Stored data:
————

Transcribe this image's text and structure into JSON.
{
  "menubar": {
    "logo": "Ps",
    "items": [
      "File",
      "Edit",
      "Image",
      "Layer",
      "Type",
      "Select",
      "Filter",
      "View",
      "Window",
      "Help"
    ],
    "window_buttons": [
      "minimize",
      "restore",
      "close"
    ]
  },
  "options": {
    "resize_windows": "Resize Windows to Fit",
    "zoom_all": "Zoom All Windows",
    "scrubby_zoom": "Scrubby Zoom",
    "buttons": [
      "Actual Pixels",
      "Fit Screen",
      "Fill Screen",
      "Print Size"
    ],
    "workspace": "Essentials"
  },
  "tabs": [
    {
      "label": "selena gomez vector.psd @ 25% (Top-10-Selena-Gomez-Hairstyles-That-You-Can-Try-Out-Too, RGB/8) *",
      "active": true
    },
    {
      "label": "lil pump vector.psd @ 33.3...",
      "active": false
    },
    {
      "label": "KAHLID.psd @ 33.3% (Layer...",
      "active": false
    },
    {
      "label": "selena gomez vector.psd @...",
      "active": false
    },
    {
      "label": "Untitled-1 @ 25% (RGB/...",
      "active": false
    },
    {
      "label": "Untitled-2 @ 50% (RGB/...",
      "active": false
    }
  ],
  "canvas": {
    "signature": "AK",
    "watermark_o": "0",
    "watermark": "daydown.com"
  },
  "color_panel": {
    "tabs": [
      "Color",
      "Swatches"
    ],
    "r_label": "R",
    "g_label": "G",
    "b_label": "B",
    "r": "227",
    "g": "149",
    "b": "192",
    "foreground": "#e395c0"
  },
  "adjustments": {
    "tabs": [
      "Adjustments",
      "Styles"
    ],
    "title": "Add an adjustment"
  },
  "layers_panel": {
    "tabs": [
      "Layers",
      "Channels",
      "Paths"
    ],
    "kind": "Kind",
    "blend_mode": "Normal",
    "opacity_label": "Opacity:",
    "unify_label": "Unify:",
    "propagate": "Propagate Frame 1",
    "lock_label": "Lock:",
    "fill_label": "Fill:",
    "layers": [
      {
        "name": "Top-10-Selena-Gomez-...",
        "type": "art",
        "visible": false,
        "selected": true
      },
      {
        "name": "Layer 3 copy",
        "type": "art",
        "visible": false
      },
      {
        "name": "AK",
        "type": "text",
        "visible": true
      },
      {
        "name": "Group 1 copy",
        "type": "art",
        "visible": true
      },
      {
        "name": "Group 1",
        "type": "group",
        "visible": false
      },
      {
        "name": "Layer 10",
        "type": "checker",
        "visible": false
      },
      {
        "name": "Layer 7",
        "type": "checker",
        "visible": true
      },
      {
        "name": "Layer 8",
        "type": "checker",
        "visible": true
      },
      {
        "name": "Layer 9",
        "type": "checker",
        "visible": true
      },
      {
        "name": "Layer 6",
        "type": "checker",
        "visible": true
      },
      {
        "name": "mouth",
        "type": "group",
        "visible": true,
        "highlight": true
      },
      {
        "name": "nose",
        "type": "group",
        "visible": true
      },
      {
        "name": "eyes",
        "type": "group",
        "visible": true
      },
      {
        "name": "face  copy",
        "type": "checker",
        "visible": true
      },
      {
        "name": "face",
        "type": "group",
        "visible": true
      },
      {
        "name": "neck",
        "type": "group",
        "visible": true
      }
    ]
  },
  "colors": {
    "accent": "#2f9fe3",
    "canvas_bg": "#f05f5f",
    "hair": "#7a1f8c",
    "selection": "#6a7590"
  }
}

————

- **Problem requirements**:
Reproduce the records above exactly as they appear.

- **Answer to the task**:
Transcribe this image's text and structure into JSON.
{
  "menubar": {
    "logo": "Ps",
    "items": [
      "File",
      "Edit",
      "Image",
      "Layer",
      "Type",
      "Select",
      "Filter",
      "View",
      "Window",
      "Help"
    ],
    "window_buttons": [
      "minimize",
      "restore",
      "close"
    ]
  },
  "options": {
    "resize_windows": "Resize Windows to Fit",
    "zoom_all": "Zoom All Windows",
    "scrubby_zoom": "Scrubby Zoom",
    "buttons": [
      "Actual Pixels",
      "Fit Screen",
      "Fill Screen",
      "Print Size"
    ],
    "workspace": "Essentials"
  },
  "tabs": [
    {
      "label": "selena gomez vector.psd @ 25% (Top-10-Selena-Gomez-Hairstyles-That-You-Can-Try-Out-Too, RGB/8) *",
      "active": true
    },
    {
      "label": "lil pump vector.psd @ 33.3...",
      "active": false
    },
    {
      "label": "KAHLID.psd @ 33.3% (Layer...",
      "active": false
    },
    {
      "label": "selena gomez vector.psd @...",
      "active": false
    },
    {
      "label": "Untitled-1 @ 25% (RGB/...",
      "active": false
    },
    {
      "label": "Untitled-2 @ 50% (RGB/...",
      "active": false
    }
  ],
  "canvas": {
    "signature": "AK",
    "watermark_o": "0",
    "watermark": "daydown.com"
  },
  "color_panel": {
    "tabs": [
      "Color",
      "Swatches"
    ],
    "r_label": "R",
    "g_label": "G",
    "b_label": "B",
    "r": "227",
    "g": "149",
    "b": "192",
    "foreground": "#e395c0"
  },
  "adjustments": {
    "tabs": [
      "Adjustments",
      "Styles"
    ],
    "title": "Add an adjustment"
  },
  "layers_panel": {
    "tabs": [
      "Layers",
      "Channels",
      "Paths"
    ],
    "kind": "Kind",
    "blend_mode": "Normal",
    "opacity_label": "Opacity:",
    "unify_label": "Unify:",
    "propagate": "Propagate Frame 1",
    "lock_label": "Lock:",
    "fill_label": "Fill:",
    "layers": [
      {
        "name": "Top-10-Selena-Gomez-...",
        "type": "art",
        "visible": false,
        "selected": true
      },
      {
        "name": "Layer 3 copy",
        "type": "art",
        "visible": false
      },
      {
        "name": "AK",
        "type": "text",
        "visible": true
      },
      {
        "name": "Group 1 copy",
        "type": "art",
        "visible": true
      },
      {
        "name": "Group 1",
        "type": "group",
        "visible": false
      },
      {
        "name": "Layer 10",
        "type": "checker",
        "visible": false
      },
      {
        "name": "Layer 7",
        "type": "checker",
        "visible": true
      },
      {
        "name": "Layer 8",
        "type": "checker",
        "visible": true
      },
      {
        "name": "Layer 9",
        "type": "checker",
        "visible": true
      },
      {
        "name": "Layer 6",
        "type": "checker",
        "visible": true
      },
      {
        "name": "mouth",
        "type": "group",
        "visible": true,
        "highlight": true
      },
      {
        "name": "nose",
        "type": "group",
        "visible": true
      },
      {
        "name": "eyes",
        "type": "group",
        "visible": true
      },
      {
        "name": "face  copy",
        "type": "checker",
        "visible": true
      },
      {
        "name": "face",
        "type": "group",
        "visible": true
      },
      {
        "name": "neck",
        "type": "group",
        "visible": true
      }
    ]
  },
  "colors": {
    "accent": "#2f9fe3",
    "canvas_bg": "#f05f5f",
    "hair": "#7a1f8c",
    "selection": "#6a7590"
  }
}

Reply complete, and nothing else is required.